======== INPUT FOR THIS TASK ========
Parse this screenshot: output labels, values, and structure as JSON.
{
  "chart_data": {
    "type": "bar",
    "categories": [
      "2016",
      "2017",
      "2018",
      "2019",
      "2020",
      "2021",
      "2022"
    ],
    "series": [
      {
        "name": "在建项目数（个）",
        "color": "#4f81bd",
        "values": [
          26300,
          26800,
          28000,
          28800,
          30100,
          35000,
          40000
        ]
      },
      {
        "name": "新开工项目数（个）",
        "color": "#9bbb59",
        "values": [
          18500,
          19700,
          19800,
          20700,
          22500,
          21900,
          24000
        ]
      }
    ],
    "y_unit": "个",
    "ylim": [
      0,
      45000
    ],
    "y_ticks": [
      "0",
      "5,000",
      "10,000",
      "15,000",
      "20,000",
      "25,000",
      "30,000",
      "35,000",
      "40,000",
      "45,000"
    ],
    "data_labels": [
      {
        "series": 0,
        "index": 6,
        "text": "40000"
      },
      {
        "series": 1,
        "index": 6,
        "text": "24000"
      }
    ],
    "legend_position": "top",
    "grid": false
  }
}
========
Copy every line verbatim.

Parse this screenshot: output labels, values, and structure as JSON.
{
  "chart_data": {
    "type": "bar",
    "categories": [
      "2016",
      "2017",
      "2018",
      "2019",
      "2020",
      "2021",
      "2022"
    ],
    "series": [
      {
        "name": "在建项目数（个）",
        "color": "#4f81bd",
        "values": [
          26300,
          26800,
          28000,
          28800,
          30100,
          35000,
          40000
        ]
      },
      {
        "name": "新开工项目数（个）",
        "color": "#9bbb59",
        "values": [
          18500,
          19700,
          19800,
          20700,
          22500,
          21900,
          24000
        ]
      }
    ],
    "y_unit": "个",
    "ylim": [
      0,
      45000
    ],
    "y_ticks": [
      "0",
      "5,000",
      "10,000",
      "15,000",
      "20,000",
      "25,000",
      "30,000",
      "35,000",
      "40,000",
      "45,000"
    ],
    "data_labels": [
      {
        "series": 0,
        "index": 6,
        "text": "40000"
      },
      {
        "series": 1,
        "index": 6,
        "text": "24000"
      }
    ],
    "legend_position": "top",
    "grid": false
  }
}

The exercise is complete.